>> begin
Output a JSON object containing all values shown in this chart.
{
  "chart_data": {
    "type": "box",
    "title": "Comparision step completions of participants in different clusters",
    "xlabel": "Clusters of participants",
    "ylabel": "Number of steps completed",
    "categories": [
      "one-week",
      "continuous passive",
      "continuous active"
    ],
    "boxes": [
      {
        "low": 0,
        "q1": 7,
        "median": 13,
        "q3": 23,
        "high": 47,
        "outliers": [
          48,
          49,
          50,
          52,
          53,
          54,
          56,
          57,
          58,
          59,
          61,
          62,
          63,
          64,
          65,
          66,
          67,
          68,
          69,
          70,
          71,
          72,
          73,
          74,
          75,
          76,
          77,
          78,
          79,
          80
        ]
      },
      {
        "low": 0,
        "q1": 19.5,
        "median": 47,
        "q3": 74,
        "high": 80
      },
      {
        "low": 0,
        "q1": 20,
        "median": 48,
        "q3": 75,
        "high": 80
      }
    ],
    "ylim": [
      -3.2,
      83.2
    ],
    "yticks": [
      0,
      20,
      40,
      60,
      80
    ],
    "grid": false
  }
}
>> end
# Stated problem
Each line of the material should be duplicated exactly, please.

# Response to the exercise
Output a JSON object containing all values shown in this chart.
{
  "chart_data": {
    "type": "box",
    "title": "Comparision step completions of participants in different clusters",
    "xlabel": "Clusters of participants",
    "ylabel": "Number of steps completed",
    "categories": [
      "one-week",
      "continuous passive",
      "continuous active"
    ],
    "boxes": [
      {
        "low": 0,
        "q1": 7,
        "median": 13,
        "q3": 23,
        "high": 47,
        "outliers": [
          48,
          49,
          50,
          52,
          53,
          54,
          56,
          57,
          58,
          59,
          61,
          62,
          63,
          64,
          65,
          66,
          67,
          68,
          69,
          70,
          71,
          72,
          73,
          74,
          75,
          76,
          77,
          78,
          79,
          80
        ]
      },
      {
        "low": 0,
        "q1": 19.5,
        "median": 47,
        "q3": 74,
        "high": 80
      },
      {
        "low": 0,
        "q1": 20,
        "median": 48,
        "q3": 75,
        "high": 80
      }
    ],
    "ylim": [
      -3.2,
      83.2
    ],
    "yticks": [
      0,
      20,
      40,
      60,
      80
    ],
    "grid": false
  }
}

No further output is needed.